Exercise brief =>
How many of these lines hold the string "this"? Answer with the number only.

Exercise inputs =>
--------------------------------------------------

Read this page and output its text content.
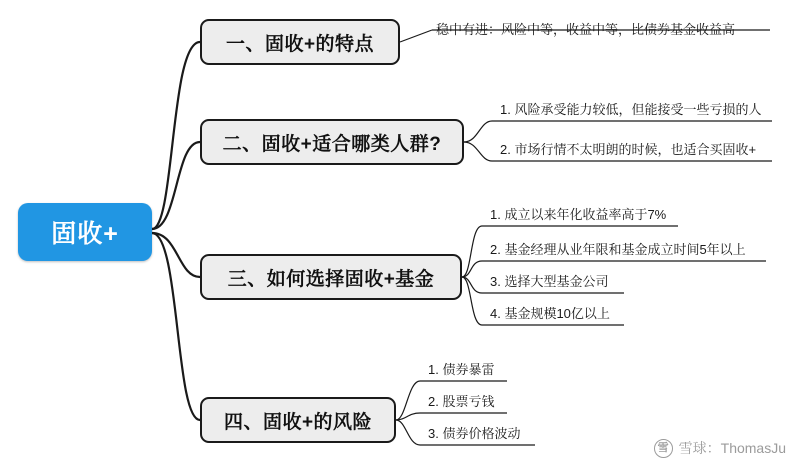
固收+
一、固收+的特点
稳中有进：风险中等，收益中等，比债券基金收益高
二、固收+适合哪类人群?
1. 风险承受能力较低，但能接受一些亏损的人
2. 市场行情不太明朗的时候，也适合买固收+
三、如何选择固收+基金
1. 成立以来年化收益率高于7%
2. 基金经理从业年限和基金成立时间5年以上
3. 选择大型基金公司
4. 基金规模10亿以上
四、固收+的风险
1. 债券暴雷
2. 股票亏钱
3. 债券价格波动
雪 雪球：ThomasJu
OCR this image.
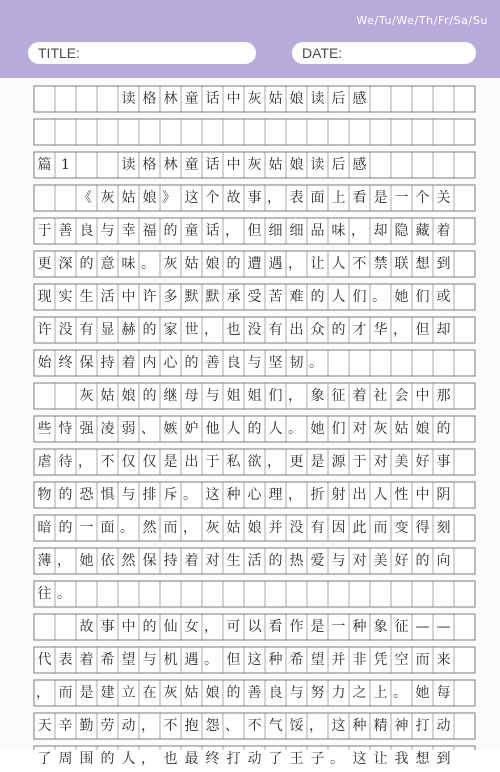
We/Tu/We/Th/Fr/Sa/Su
TITLE:	DATE:
读 格 林 童 话 中 灰 姑 娘 读 后 感
篇 1	读 格 林 童 话 中 灰 姑 娘 读 后 感
《 灰 姑 娘 》 这 个 故 事 ， 表 面 上 看 是 一 个 关
于 善 良 与 幸 福 的 童 话 ， 但 细 细 品 味 ， 却 隐 藏 着
更 深 的 意 味 。 灰 姑 娘 的 遭 遇 ， 让 人 不 禁 联 想 到
现 实 生 活 中 许 多 默 默 承 受 苦 难 的 人 们 。 她 们 或
许 没 有 显 赫 的 家 世 ， 也 没 有 出 众 的 才 华 ， 但 却
始 终 保 持 着 内 心 的 善 良 与 坚 韧 。
灰 姑 娘 的 继 母 与 姐 姐 们 ， 象 征 着 社 会 中 那
些 恃 强 凌 弱 、 嫉 妒 他 人 的 人 。 她 们 对 灰 姑 娘 的
虐 待 ， 不 仅 仅 是 出 于 私 欲 ， 更 是 源 于 对 美 好 事
物 的 恐 惧 与 排 斥 。 这 种 心 理 ， 折 射 出 人 性 中 阴
暗 的 一 面 。 然 而 ， 灰 姑 娘 并 没 有 因 此 而 变 得 刻
薄 ， 她 依 然 保 持 着 对 生 活 的 热 爱 与 对 美 好 的 向
往 。
故 事 中 的 仙 女 ， 可 以 看 作 是 一 种 象 征 — —
代 表 着 希 望 与 机 遇 。 但 这 种 希 望 并 非 凭 空 而 来
， 而 是 建 立 在 灰 姑 娘 的 善 良 与 努 力 之 上 。 她 每
天 辛 勤 劳 动 ， 不 抱 怨 、 不 气 馁 ， 这 种 精 神 打 动
了 周 围 的 人 ， 也 最 终 打 动 了 王 子 。 这 让 我 想 到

--------------------------------------------------

Written response =>
2